Go through the records and show each line where the word "visitantes" occurs.

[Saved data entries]
####
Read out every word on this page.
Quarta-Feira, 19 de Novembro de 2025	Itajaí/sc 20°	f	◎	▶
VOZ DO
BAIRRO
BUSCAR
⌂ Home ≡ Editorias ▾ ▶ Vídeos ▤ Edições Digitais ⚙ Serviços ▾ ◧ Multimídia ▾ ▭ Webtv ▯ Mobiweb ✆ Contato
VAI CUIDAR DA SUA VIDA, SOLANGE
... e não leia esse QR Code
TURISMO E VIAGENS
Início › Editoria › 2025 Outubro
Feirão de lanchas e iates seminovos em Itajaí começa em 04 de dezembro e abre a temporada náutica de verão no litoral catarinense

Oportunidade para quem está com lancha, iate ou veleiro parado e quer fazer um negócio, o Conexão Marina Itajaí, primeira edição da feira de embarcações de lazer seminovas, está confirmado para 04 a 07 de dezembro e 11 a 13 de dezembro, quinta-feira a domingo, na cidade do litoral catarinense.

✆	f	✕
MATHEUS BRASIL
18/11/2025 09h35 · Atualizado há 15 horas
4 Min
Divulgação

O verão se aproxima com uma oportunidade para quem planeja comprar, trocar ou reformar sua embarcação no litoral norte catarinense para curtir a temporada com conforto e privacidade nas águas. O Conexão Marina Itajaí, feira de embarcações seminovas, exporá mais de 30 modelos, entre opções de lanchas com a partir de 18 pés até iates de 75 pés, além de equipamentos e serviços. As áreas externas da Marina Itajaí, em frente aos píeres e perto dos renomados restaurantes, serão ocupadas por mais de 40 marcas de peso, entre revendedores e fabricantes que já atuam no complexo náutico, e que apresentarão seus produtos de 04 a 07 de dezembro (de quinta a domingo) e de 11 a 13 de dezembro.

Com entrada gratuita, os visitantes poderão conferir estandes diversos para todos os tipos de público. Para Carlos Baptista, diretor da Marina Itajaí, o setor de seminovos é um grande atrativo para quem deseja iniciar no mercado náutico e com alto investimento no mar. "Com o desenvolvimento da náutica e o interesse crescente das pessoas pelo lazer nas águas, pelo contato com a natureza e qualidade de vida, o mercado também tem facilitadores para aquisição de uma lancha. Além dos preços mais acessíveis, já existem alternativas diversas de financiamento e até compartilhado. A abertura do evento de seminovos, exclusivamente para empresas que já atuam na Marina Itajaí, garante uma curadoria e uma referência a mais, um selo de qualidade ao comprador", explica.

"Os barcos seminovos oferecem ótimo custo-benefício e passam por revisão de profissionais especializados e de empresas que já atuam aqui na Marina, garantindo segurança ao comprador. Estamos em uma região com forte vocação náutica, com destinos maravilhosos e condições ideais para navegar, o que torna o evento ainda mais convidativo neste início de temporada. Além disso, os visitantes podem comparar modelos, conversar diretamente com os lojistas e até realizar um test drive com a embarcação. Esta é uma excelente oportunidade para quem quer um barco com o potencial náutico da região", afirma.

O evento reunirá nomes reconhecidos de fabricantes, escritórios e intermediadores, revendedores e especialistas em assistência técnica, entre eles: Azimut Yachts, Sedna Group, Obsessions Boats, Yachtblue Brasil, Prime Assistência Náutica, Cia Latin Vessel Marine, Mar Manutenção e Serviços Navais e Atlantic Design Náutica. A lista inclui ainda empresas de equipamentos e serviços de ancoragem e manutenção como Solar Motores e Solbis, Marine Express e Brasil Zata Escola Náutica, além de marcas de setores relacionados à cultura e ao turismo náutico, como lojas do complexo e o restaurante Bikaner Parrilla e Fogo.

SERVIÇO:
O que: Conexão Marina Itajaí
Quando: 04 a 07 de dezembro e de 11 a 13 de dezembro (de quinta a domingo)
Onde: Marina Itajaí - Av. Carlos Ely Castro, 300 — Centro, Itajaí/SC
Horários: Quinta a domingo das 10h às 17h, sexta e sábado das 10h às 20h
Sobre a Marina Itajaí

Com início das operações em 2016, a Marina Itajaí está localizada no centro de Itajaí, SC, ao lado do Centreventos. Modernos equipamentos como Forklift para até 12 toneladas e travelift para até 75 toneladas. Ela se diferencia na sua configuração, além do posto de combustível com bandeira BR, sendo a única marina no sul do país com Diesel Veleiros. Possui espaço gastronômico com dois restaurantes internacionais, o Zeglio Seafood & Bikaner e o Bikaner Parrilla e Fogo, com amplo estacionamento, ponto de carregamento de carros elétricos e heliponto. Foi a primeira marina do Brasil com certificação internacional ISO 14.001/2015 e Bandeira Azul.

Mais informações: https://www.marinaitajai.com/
####
SOLUTION TO THE EXERCISE:
Com entrada gratuita, os visitantes poderão conferir estandes diversos para todos os tipos de público. Para Carlos Baptista, diretor da Marina Itajaí, o setor de seminovos é um grande atrativo para quem deseja iniciar no mercado náutico e com alto investimento no mar. "Com o desenvolvimento da náutica e o interesse crescente das pessoas pelo lazer nas águas, pelo contato com a natureza e qualidade de vida, o mercado também tem facilitadores para aquisição de uma lancha. Além dos preços mais acessíveis, já existem alternativas diversas de financiamento e até compartilhado. A abertura do evento de seminovos, exclusivamente para empresas que já atuam na Marina Itajaí, garante uma curadoria e uma referência a mais, um selo de qualidade ao comprador", explica.
"Os barcos seminovos oferecem ótimo custo-benefício e passam por revisão de profissionais especializados e de empresas que já atuam aqui na Marina, garantindo segurança ao comprador. Estamos em uma região com forte vocação náutica, com destinos maravilhosos e condições ideais para navegar, o que torna o evento ainda mais convidativo neste início de temporada. Além disso, os visitantes podem comparar modelos, conversar diretamente com os lojistas e até realizar um test drive com a embarcação. Esta é uma excelente oportunidade para quem quer um barco com o potencial náutico da região", afirma.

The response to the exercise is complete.